AIM OF THE TASK — Answer with one number: how many lines hold "nostri".

___ ROWS

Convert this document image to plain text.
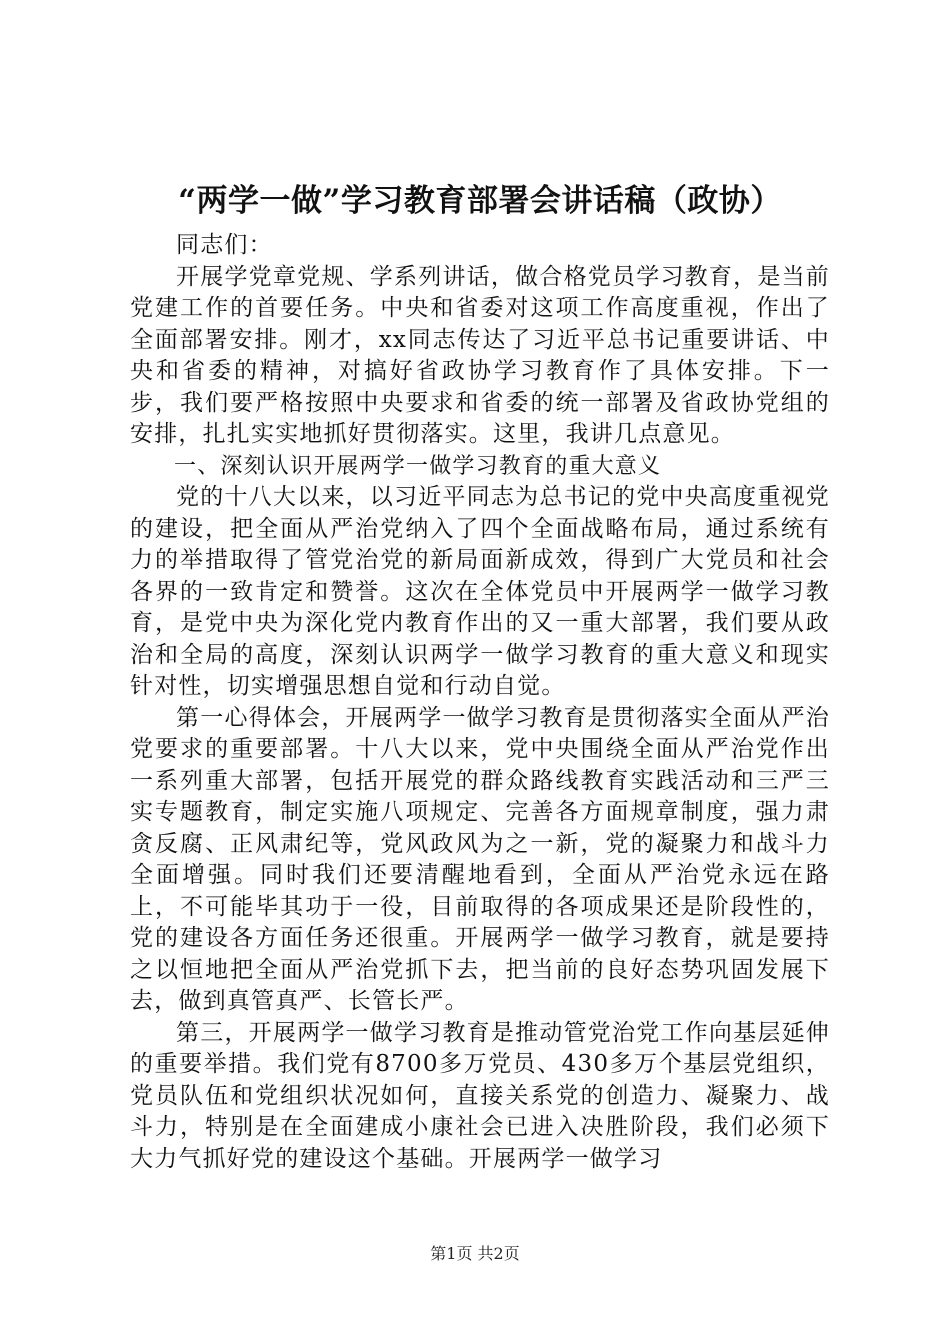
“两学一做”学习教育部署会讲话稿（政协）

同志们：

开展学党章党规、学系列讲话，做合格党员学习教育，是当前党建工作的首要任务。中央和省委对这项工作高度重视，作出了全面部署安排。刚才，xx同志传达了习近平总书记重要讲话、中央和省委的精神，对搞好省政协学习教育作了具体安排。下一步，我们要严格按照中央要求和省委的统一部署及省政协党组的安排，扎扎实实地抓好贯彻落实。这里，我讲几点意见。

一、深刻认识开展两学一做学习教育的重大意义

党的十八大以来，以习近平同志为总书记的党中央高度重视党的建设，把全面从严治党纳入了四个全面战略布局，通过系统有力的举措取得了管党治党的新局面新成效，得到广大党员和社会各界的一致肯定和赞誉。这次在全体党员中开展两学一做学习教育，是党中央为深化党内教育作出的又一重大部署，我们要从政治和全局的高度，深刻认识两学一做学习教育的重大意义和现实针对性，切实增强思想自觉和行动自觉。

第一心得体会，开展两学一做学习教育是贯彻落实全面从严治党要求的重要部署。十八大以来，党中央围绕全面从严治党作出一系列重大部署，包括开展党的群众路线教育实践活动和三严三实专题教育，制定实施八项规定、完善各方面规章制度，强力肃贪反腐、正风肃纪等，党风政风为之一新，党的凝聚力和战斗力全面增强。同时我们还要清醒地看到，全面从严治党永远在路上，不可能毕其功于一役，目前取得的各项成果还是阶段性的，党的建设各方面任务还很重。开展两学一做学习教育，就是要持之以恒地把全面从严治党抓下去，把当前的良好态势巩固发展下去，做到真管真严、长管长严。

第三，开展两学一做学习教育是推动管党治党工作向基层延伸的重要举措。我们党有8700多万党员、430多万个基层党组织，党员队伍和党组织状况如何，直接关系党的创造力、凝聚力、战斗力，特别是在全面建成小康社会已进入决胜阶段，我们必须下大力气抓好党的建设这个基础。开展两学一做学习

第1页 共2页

______
___ ROWS

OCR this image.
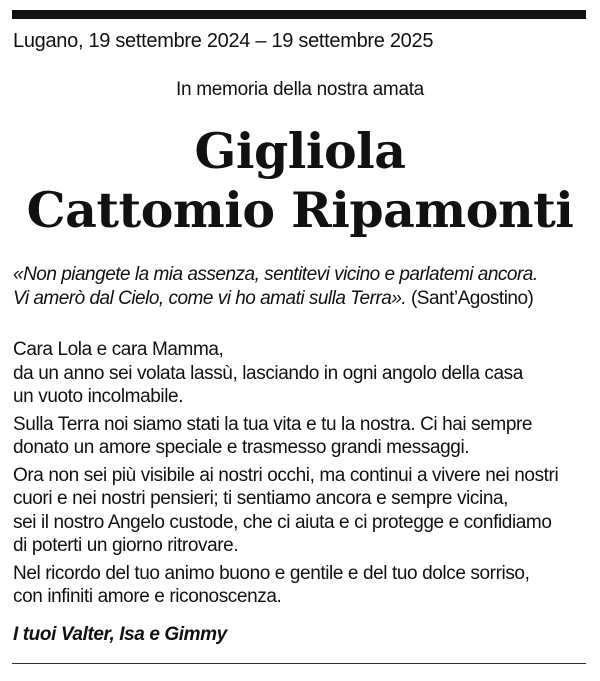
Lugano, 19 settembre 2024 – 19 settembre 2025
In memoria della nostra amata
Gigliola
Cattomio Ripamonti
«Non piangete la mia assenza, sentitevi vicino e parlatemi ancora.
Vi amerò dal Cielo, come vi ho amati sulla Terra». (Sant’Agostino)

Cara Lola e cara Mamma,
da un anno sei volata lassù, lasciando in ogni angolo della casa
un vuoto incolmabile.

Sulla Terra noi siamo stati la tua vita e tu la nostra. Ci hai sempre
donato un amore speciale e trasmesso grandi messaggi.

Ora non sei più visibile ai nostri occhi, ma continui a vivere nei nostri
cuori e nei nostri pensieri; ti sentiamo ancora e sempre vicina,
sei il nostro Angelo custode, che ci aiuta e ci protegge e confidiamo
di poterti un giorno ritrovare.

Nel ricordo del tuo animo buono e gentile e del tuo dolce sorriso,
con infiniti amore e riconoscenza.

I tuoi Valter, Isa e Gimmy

______

FINAL RESULT — 2